**Work to complete:** For the data below, report the number of lines that contain the string "Speed" and nothing else.

**Working data:**
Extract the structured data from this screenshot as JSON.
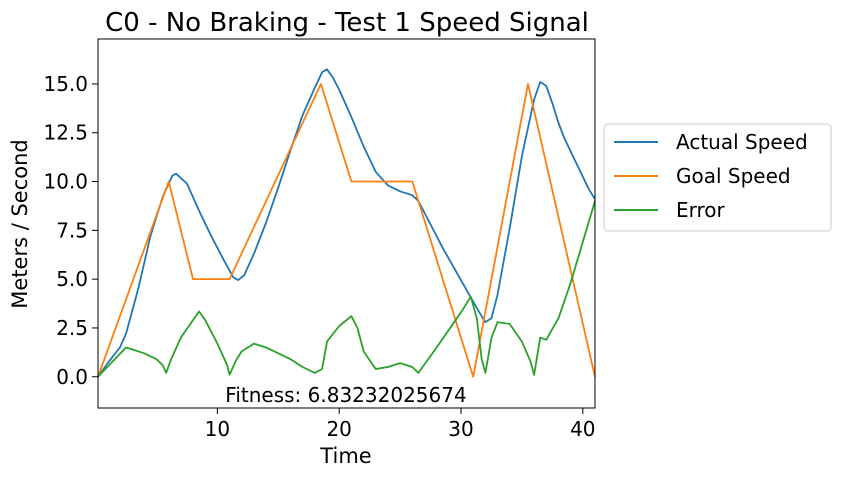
{
  "chart_data": {
    "type": "line",
    "title": "C0 - No Braking - Test 1  Speed Signal",
    "xlabel": "Time",
    "ylabel": "Meters / Second",
    "xlim": [
      0.2,
      41
    ],
    "ylim": [
      -1.6,
      17.3
    ],
    "x_ticks": [
      10,
      20,
      30,
      40
    ],
    "y_ticks": [
      0.0,
      2.5,
      5.0,
      7.5,
      10.0,
      12.5,
      15.0
    ],
    "x_tick_labels": [
      "10",
      "20",
      "30",
      "40"
    ],
    "y_tick_labels": [
      "0.0",
      "2.5",
      "5.0",
      "7.5",
      "10.0",
      "12.5",
      "15.0"
    ],
    "grid": false,
    "legend_position": "outside-right",
    "annotation": "Fitness: 6.83232025674",
    "series": [
      {
        "name": "Actual Speed",
        "color": "#1f77b4",
        "points": [
          [
            0.2,
            0
          ],
          [
            1,
            0.7
          ],
          [
            2,
            1.5
          ],
          [
            2.5,
            2.2
          ],
          [
            3.5,
            4.5
          ],
          [
            4.5,
            7.2
          ],
          [
            5.5,
            9.2
          ],
          [
            6,
            9.9
          ],
          [
            6.3,
            10.3
          ],
          [
            6.6,
            10.4
          ],
          [
            7.5,
            9.9
          ],
          [
            8.5,
            8.5
          ],
          [
            9.5,
            7.2
          ],
          [
            10.5,
            6.0
          ],
          [
            11.3,
            5.1
          ],
          [
            11.7,
            4.95
          ],
          [
            12.2,
            5.2
          ],
          [
            13,
            6.3
          ],
          [
            14,
            7.9
          ],
          [
            15,
            9.7
          ],
          [
            16,
            11.6
          ],
          [
            17,
            13.4
          ],
          [
            18,
            14.8
          ],
          [
            18.6,
            15.6
          ],
          [
            19,
            15.75
          ],
          [
            19.5,
            15.3
          ],
          [
            20,
            14.7
          ],
          [
            20.5,
            14.0
          ],
          [
            21,
            13.3
          ],
          [
            22,
            11.8
          ],
          [
            23,
            10.5
          ],
          [
            24,
            9.8
          ],
          [
            25,
            9.5
          ],
          [
            26,
            9.3
          ],
          [
            26.5,
            9.0
          ],
          [
            27.5,
            7.8
          ],
          [
            28.5,
            6.6
          ],
          [
            29.5,
            5.5
          ],
          [
            30.5,
            4.4
          ],
          [
            31.5,
            3.3
          ],
          [
            32,
            2.8
          ],
          [
            32.5,
            3.0
          ],
          [
            33,
            4.2
          ],
          [
            34,
            7.6
          ],
          [
            35,
            11.3
          ],
          [
            36,
            14.2
          ],
          [
            36.5,
            15.1
          ],
          [
            37,
            14.9
          ],
          [
            37.5,
            14.0
          ],
          [
            38,
            13.0
          ],
          [
            38.5,
            12.2
          ],
          [
            39.5,
            10.9
          ],
          [
            40.5,
            9.6
          ],
          [
            41,
            9.1
          ]
        ]
      },
      {
        "name": "Goal Speed",
        "color": "#ff7f0e",
        "points": [
          [
            0.2,
            0
          ],
          [
            6,
            10
          ],
          [
            8,
            5
          ],
          [
            11,
            5
          ],
          [
            18.5,
            15
          ],
          [
            21,
            10
          ],
          [
            26,
            10
          ],
          [
            31,
            0
          ],
          [
            35.5,
            15
          ],
          [
            41,
            0
          ]
        ]
      },
      {
        "name": "Error",
        "color": "#2ca02c",
        "points": [
          [
            0.2,
            0
          ],
          [
            2.5,
            1.5
          ],
          [
            3,
            1.4
          ],
          [
            4,
            1.2
          ],
          [
            5,
            0.9
          ],
          [
            5.5,
            0.6
          ],
          [
            5.8,
            0.2
          ],
          [
            6.2,
            0.9
          ],
          [
            7,
            2.0
          ],
          [
            8,
            2.9
          ],
          [
            8.5,
            3.35
          ],
          [
            9,
            2.9
          ],
          [
            10,
            1.7
          ],
          [
            10.8,
            0.6
          ],
          [
            11,
            0.1
          ],
          [
            11.5,
            0.8
          ],
          [
            12,
            1.3
          ],
          [
            13,
            1.7
          ],
          [
            14,
            1.5
          ],
          [
            15,
            1.2
          ],
          [
            16,
            0.9
          ],
          [
            17,
            0.5
          ],
          [
            18,
            0.2
          ],
          [
            18.6,
            0.4
          ],
          [
            19,
            1.8
          ],
          [
            20,
            2.6
          ],
          [
            21,
            3.1
          ],
          [
            21.5,
            2.5
          ],
          [
            22,
            1.3
          ],
          [
            23,
            0.4
          ],
          [
            24,
            0.5
          ],
          [
            25,
            0.7
          ],
          [
            26,
            0.5
          ],
          [
            26.5,
            0.2
          ],
          [
            28,
            1.5
          ],
          [
            30,
            3.3
          ],
          [
            30.8,
            4.1
          ],
          [
            31.3,
            3.0
          ],
          [
            31.7,
            0.9
          ],
          [
            32,
            0.2
          ],
          [
            32.5,
            2.0
          ],
          [
            33,
            2.8
          ],
          [
            34,
            2.7
          ],
          [
            35,
            1.8
          ],
          [
            35.7,
            0.8
          ],
          [
            36,
            0.1
          ],
          [
            36.5,
            2.0
          ],
          [
            37,
            1.9
          ],
          [
            38,
            3.0
          ],
          [
            39,
            4.8
          ],
          [
            40,
            6.9
          ],
          [
            41,
            9.0
          ]
        ]
      }
    ]
  }
}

**Correct result:** 3